* Work to complete
Find each line with the word "江西吉安" in it, then give the total alone.
- - -
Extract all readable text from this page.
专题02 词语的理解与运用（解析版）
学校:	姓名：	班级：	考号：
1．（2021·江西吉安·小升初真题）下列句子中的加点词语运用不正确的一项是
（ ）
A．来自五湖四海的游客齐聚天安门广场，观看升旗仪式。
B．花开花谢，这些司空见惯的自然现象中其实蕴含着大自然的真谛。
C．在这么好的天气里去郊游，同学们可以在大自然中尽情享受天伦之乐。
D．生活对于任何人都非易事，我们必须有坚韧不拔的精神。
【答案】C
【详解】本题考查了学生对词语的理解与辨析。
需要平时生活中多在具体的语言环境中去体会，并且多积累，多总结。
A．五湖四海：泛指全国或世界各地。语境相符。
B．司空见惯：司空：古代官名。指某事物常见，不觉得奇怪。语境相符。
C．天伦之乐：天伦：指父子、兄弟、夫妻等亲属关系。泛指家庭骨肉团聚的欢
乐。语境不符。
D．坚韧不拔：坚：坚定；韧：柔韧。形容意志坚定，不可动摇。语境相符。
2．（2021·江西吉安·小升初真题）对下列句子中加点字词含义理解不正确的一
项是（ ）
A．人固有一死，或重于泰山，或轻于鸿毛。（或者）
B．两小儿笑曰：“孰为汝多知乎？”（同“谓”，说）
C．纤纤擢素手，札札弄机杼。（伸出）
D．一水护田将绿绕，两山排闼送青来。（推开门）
- - -
* Correct result
2